Go through the records underneath and write each one out again exactly.

*Supplied entries*
** begin **
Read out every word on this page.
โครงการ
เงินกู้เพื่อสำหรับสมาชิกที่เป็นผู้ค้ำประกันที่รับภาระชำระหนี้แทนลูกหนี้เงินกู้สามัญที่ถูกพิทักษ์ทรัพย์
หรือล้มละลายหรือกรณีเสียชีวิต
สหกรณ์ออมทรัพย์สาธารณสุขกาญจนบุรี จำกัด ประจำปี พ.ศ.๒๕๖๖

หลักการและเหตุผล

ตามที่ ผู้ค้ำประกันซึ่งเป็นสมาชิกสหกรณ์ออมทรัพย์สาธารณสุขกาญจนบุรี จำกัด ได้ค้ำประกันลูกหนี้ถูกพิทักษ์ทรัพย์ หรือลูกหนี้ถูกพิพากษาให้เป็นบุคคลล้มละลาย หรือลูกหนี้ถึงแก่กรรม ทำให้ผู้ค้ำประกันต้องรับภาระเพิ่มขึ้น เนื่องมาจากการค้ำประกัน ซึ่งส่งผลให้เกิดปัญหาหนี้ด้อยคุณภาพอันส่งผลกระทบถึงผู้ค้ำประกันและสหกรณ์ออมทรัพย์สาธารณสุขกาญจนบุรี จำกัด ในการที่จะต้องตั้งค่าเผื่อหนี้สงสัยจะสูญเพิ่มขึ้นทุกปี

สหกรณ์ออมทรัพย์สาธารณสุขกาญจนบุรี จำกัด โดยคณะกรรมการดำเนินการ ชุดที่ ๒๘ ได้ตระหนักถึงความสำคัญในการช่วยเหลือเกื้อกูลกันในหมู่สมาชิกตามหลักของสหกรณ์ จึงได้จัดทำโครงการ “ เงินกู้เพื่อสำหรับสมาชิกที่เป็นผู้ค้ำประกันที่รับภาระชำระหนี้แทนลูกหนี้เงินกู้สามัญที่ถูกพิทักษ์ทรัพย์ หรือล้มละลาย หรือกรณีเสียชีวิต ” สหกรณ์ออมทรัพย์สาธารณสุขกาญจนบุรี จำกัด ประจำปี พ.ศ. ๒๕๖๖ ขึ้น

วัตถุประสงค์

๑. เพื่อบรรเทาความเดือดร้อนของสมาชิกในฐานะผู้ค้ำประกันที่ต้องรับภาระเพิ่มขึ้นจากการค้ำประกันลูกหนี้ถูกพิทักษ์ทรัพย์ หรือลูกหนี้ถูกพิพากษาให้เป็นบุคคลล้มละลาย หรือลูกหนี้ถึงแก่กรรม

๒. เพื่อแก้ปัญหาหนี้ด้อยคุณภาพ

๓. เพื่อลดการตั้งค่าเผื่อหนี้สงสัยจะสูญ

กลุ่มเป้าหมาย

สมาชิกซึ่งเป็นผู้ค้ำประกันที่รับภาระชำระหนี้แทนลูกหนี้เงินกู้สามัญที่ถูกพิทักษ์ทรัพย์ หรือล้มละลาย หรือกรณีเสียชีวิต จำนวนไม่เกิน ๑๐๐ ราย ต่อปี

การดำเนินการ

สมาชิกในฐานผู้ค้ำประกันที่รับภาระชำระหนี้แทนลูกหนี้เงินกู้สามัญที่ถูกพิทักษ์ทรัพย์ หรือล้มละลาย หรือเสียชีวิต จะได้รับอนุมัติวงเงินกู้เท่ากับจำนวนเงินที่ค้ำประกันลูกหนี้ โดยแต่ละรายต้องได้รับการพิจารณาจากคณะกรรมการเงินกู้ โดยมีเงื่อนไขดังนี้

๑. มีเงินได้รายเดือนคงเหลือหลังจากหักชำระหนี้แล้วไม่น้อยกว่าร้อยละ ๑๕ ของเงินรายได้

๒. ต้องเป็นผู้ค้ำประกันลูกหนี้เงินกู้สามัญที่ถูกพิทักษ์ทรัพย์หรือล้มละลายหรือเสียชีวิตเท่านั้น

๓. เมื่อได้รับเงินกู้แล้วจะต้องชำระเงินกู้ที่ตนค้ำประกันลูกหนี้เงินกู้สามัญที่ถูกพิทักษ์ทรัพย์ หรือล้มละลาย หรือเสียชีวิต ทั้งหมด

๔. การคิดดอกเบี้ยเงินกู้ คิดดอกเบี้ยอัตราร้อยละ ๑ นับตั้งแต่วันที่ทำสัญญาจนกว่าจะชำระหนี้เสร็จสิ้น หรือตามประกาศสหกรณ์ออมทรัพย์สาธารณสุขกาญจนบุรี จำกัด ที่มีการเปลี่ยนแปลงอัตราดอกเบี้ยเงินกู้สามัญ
** end **
*Correct result*
Read out every word on this page.
โครงการ
เงินกู้เพื่อสำหรับสมาชิกที่เป็นผู้ค้ำประกันที่รับภาระชำระหนี้แทนลูกหนี้เงินกู้สามัญที่ถูกพิทักษ์ทรัพย์
หรือล้มละลายหรือกรณีเสียชีวิต
สหกรณ์ออมทรัพย์สาธารณสุขกาญจนบุรี จำกัด ประจำปี พ.ศ.๒๕๖๖

หลักการและเหตุผล

ตามที่ ผู้ค้ำประกันซึ่งเป็นสมาชิกสหกรณ์ออมทรัพย์สาธารณสุขกาญจนบุรี จำกัด ได้ค้ำประกันลูกหนี้ถูกพิทักษ์ทรัพย์ หรือลูกหนี้ถูกพิพากษาให้เป็นบุคคลล้มละลาย หรือลูกหนี้ถึงแก่กรรม ทำให้ผู้ค้ำประกันต้องรับภาระเพิ่มขึ้น เนื่องมาจากการค้ำประกัน ซึ่งส่งผลให้เกิดปัญหาหนี้ด้อยคุณภาพอันส่งผลกระทบถึงผู้ค้ำประกันและสหกรณ์ออมทรัพย์สาธารณสุขกาญจนบุรี จำกัด ในการที่จะต้องตั้งค่าเผื่อหนี้สงสัยจะสูญเพิ่มขึ้นทุกปี

สหกรณ์ออมทรัพย์สาธารณสุขกาญจนบุรี จำกัด โดยคณะกรรมการดำเนินการ ชุดที่ ๒๘ ได้ตระหนักถึงความสำคัญในการช่วยเหลือเกื้อกูลกันในหมู่สมาชิกตามหลักของสหกรณ์ จึงได้จัดทำโครงการ “ เงินกู้เพื่อสำหรับสมาชิกที่เป็นผู้ค้ำประกันที่รับภาระชำระหนี้แทนลูกหนี้เงินกู้สามัญที่ถูกพิทักษ์ทรัพย์ หรือล้มละลาย หรือกรณีเสียชีวิต ” สหกรณ์ออมทรัพย์สาธารณสุขกาญจนบุรี จำกัด ประจำปี พ.ศ. ๒๕๖๖ ขึ้น

วัตถุประสงค์

๑. เพื่อบรรเทาความเดือดร้อนของสมาชิกในฐานะผู้ค้ำประกันที่ต้องรับภาระเพิ่มขึ้นจากการค้ำประกันลูกหนี้ถูกพิทักษ์ทรัพย์ หรือลูกหนี้ถูกพิพากษาให้เป็นบุคคลล้มละลาย หรือลูกหนี้ถึงแก่กรรม

๒. เพื่อแก้ปัญหาหนี้ด้อยคุณภาพ

๓. เพื่อลดการตั้งค่าเผื่อหนี้สงสัยจะสูญ

กลุ่มเป้าหมาย

สมาชิกซึ่งเป็นผู้ค้ำประกันที่รับภาระชำระหนี้แทนลูกหนี้เงินกู้สามัญที่ถูกพิทักษ์ทรัพย์ หรือล้มละลาย หรือกรณีเสียชีวิต จำนวนไม่เกิน ๑๐๐ ราย ต่อปี

การดำเนินการ

สมาชิกในฐานผู้ค้ำประกันที่รับภาระชำระหนี้แทนลูกหนี้เงินกู้สามัญที่ถูกพิทักษ์ทรัพย์ หรือล้มละลาย หรือเสียชีวิต จะได้รับอนุมัติวงเงินกู้เท่ากับจำนวนเงินที่ค้ำประกันลูกหนี้ โดยแต่ละรายต้องได้รับการพิจารณาจากคณะกรรมการเงินกู้ โดยมีเงื่อนไขดังนี้

๑. มีเงินได้รายเดือนคงเหลือหลังจากหักชำระหนี้แล้วไม่น้อยกว่าร้อยละ ๑๕ ของเงินรายได้

๒. ต้องเป็นผู้ค้ำประกันลูกหนี้เงินกู้สามัญที่ถูกพิทักษ์ทรัพย์หรือล้มละลายหรือเสียชีวิตเท่านั้น

๓. เมื่อได้รับเงินกู้แล้วจะต้องชำระเงินกู้ที่ตนค้ำประกันลูกหนี้เงินกู้สามัญที่ถูกพิทักษ์ทรัพย์ หรือล้มละลาย หรือเสียชีวิต ทั้งหมด

๔. การคิดดอกเบี้ยเงินกู้ คิดดอกเบี้ยอัตราร้อยละ ๑ นับตั้งแต่วันที่ทำสัญญาจนกว่าจะชำระหนี้เสร็จสิ้น หรือตามประกาศสหกรณ์ออมทรัพย์สาธารณสุขกาญจนบุรี จำกัด ที่มีการเปลี่ยนแปลงอัตราดอกเบี้ยเงินกู้สามัญ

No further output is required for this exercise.